--- start ---

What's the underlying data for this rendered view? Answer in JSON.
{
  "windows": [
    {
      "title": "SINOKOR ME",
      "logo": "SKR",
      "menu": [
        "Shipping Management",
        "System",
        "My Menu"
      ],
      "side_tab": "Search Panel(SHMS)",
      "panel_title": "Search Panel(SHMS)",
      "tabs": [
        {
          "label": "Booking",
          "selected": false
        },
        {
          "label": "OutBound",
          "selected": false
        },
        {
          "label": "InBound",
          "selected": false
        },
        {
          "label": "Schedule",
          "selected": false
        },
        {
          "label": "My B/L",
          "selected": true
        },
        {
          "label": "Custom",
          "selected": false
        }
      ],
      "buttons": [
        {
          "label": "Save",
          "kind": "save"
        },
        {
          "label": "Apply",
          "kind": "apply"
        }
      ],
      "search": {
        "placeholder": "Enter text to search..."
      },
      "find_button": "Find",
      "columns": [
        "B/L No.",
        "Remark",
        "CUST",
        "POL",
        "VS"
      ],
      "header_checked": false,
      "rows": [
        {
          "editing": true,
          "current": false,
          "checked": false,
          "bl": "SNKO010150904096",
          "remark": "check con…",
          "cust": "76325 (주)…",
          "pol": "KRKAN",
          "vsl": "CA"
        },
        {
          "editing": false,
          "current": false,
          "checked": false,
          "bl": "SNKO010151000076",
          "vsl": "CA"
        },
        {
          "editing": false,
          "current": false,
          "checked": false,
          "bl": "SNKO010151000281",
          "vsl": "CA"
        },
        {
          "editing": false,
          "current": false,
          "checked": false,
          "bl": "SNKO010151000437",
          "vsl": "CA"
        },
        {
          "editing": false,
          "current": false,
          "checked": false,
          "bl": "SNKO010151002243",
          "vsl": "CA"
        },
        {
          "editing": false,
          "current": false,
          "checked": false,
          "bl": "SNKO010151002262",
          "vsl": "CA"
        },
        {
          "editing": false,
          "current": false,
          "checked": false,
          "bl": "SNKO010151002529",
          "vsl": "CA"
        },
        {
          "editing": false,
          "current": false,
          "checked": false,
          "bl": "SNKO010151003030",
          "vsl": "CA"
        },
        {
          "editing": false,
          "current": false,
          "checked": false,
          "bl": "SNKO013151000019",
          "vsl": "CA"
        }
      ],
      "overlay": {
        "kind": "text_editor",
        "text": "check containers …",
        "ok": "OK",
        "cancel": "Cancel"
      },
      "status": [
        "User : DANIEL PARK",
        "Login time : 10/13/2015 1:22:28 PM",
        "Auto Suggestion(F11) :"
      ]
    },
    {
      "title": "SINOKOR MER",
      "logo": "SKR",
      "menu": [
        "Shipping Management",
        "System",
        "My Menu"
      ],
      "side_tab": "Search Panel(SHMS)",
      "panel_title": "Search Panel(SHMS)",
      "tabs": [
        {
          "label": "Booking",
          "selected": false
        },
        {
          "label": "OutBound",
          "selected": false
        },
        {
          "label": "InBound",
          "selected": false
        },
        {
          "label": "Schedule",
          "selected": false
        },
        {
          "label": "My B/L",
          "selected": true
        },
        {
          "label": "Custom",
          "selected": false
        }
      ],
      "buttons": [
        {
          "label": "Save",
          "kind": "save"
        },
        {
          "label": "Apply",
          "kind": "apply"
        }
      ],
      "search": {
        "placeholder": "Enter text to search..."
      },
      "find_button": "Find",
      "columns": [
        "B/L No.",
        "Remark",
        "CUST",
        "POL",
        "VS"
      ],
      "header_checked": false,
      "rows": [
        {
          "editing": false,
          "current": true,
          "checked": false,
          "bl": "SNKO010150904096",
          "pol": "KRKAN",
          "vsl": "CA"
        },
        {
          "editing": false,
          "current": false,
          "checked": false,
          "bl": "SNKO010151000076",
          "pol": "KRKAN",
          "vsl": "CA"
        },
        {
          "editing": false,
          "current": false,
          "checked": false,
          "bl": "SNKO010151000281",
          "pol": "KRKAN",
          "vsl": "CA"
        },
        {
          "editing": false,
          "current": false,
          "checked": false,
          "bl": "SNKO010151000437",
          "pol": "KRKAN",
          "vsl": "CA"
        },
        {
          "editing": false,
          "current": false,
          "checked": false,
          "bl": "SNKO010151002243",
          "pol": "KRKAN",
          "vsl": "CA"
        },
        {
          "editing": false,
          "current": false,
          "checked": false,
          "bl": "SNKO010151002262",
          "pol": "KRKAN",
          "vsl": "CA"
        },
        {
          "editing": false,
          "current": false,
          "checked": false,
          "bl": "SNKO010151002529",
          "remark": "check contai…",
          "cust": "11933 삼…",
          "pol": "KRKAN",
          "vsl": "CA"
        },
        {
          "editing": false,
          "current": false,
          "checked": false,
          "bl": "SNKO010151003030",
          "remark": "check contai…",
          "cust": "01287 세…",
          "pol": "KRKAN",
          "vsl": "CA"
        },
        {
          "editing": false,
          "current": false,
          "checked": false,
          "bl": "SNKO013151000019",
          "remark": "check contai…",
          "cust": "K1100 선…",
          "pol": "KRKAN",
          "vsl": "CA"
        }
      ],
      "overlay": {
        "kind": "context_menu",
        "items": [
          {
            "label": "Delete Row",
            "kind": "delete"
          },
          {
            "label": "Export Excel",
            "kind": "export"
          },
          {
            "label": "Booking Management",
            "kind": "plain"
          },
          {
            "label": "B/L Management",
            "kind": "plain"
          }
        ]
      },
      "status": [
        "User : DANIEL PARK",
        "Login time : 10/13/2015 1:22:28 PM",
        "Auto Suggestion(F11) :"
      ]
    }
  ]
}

--- end ---

◆ What the exercise asks ◆
Copy all of the material word for word.

◆ The completed task ◆
What's the underlying data for this rendered view? Answer in JSON.
{
  "windows": [
    {
      "title": "SINOKOR ME",
      "logo": "SKR",
      "menu": [
        "Shipping Management",
        "System",
        "My Menu"
      ],
      "side_tab": "Search Panel(SHMS)",
      "panel_title": "Search Panel(SHMS)",
      "tabs": [
        {
          "label": "Booking",
          "selected": false
        },
        {
          "label": "OutBound",
          "selected": false
        },
        {
          "label": "InBound",
          "selected": false
        },
        {
          "label": "Schedule",
          "selected": false
        },
        {
          "label": "My B/L",
          "selected": true
        },
        {
          "label": "Custom",
          "selected": false
        }
      ],
      "buttons": [
        {
          "label": "Save",
          "kind": "save"
        },
        {
          "label": "Apply",
          "kind": "apply"
        }
      ],
      "search": {
        "placeholder": "Enter text to search..."
      },
      "find_button": "Find",
      "columns": [
        "B/L No.",
        "Remark",
        "CUST",
        "POL",
        "VS"
      ],
      "header_checked": false,
      "rows": [
        {
          "editing": true,
          "current": false,
          "checked": false,
          "bl": "SNKO010150904096",
          "remark": "check con…",
          "cust": "76325 (주)…",
          "pol": "KRKAN",
          "vsl": "CA"
        },
        {
          "editing": false,
          "current": false,
          "checked": false,
          "bl": "SNKO010151000076",
          "vsl": "CA"
        },
        {
          "editing": false,
          "current": false,
          "checked": false,
          "bl": "SNKO010151000281",
          "vsl": "CA"
        },
        {
          "editing": false,
          "current": false,
          "checked": false,
          "bl": "SNKO010151000437",
          "vsl": "CA"
        },
        {
          "editing": false,
          "current": false,
          "checked": false,
          "bl": "SNKO010151002243",
          "vsl": "CA"
        },
        {
          "editing": false,
          "current": false,
          "checked": false,
          "bl": "SNKO010151002262",
          "vsl": "CA"
        },
        {
          "editing": false,
          "current": false,
          "checked": false,
          "bl": "SNKO010151002529",
          "vsl": "CA"
        },
        {
          "editing": false,
          "current": false,
          "checked": false,
          "bl": "SNKO010151003030",
          "vsl": "CA"
        },
        {
          "editing": false,
          "current": false,
          "checked": false,
          "bl": "SNKO013151000019",
          "vsl": "CA"
        }
      ],
      "overlay": {
        "kind": "text_editor",
        "text": "check containers …",
        "ok": "OK",
        "cancel": "Cancel"
      },
      "status": [
        "User : DANIEL PARK",
        "Login time : 10/13/2015 1:22:28 PM",
        "Auto Suggestion(F11) :"
      ]
    },
    {
      "title": "SINOKOR MER",
      "logo": "SKR",
      "menu": [
        "Shipping Management",
        "System",
        "My Menu"
      ],
      "side_tab": "Search Panel(SHMS)",
      "panel_title": "Search Panel(SHMS)",
      "tabs": [
        {
          "label": "Booking",
          "selected": false
        },
        {
          "label": "OutBound",
          "selected": false
        },
        {
          "label": "InBound",
          "selected": false
        },
        {
          "label": "Schedule",
          "selected": false
        },
        {
          "label": "My B/L",
          "selected": true
        },
        {
          "label": "Custom",
          "selected": false
        }
      ],
      "buttons": [
        {
          "label": "Save",
          "kind": "save"
        },
        {
          "label": "Apply",
          "kind": "apply"
        }
      ],
      "search": {
        "placeholder": "Enter text to search..."
      },
      "find_button": "Find",
      "columns": [
        "B/L No.",
        "Remark",
        "CUST",
        "POL",
        "VS"
      ],
      "header_checked": false,
      "rows": [
        {
          "editing": false,
          "current": true,
          "checked": false,
          "bl": "SNKO010150904096",
          "pol": "KRKAN",
          "vsl": "CA"
        },
        {
          "editing": false,
          "current": false,
          "checked": false,
          "bl": "SNKO010151000076",
          "pol": "KRKAN",
          "vsl": "CA"
        },
        {
          "editing": false,
          "current": false,
          "checked": false,
          "bl": "SNKO010151000281",
          "pol": "KRKAN",
          "vsl": "CA"
        },
        {
          "editing": false,
          "current": false,
          "checked": false,
          "bl": "SNKO010151000437",
          "pol": "KRKAN",
          "vsl": "CA"
        },
        {
          "editing": false,
          "current": false,
          "checked": false,
          "bl": "SNKO010151002243",
          "pol": "KRKAN",
          "vsl": "CA"
        },
        {
          "editing": false,
          "current": false,
          "checked": false,
          "bl": "SNKO010151002262",
          "pol": "KRKAN",
          "vsl": "CA"
        },
        {
          "editing": false,
          "current": false,
          "checked": false,
          "bl": "SNKO010151002529",
          "remark": "check contai…",
          "cust": "11933 삼…",
          "pol": "KRKAN",
          "vsl": "CA"
        },
        {
          "editing": false,
          "current": false,
          "checked": false,
          "bl": "SNKO010151003030",
          "remark": "check contai…",
          "cust": "01287 세…",
          "pol": "KRKAN",
          "vsl": "CA"
        },
        {
          "editing": false,
          "current": false,
          "checked": false,
          "bl": "SNKO013151000019",
          "remark": "check contai…",
          "cust": "K1100 선…",
          "pol": "KRKAN",
          "vsl": "CA"
        }
      ],
      "overlay": {
        "kind": "context_menu",
        "items": [
          {
            "label": "Delete Row",
            "kind": "delete"
          },
          {
            "label": "Export Excel",
            "kind": "export"
          },
          {
            "label": "Booking Management",
            "kind": "plain"
          },
          {
            "label": "B/L Management",
            "kind": "plain"
          }
        ]
      },
      "status": [
        "User : DANIEL PARK",
        "Login time : 10/13/2015 1:22:28 PM",
        "Auto Suggestion(F11) :"
      ]
    }
  ]
}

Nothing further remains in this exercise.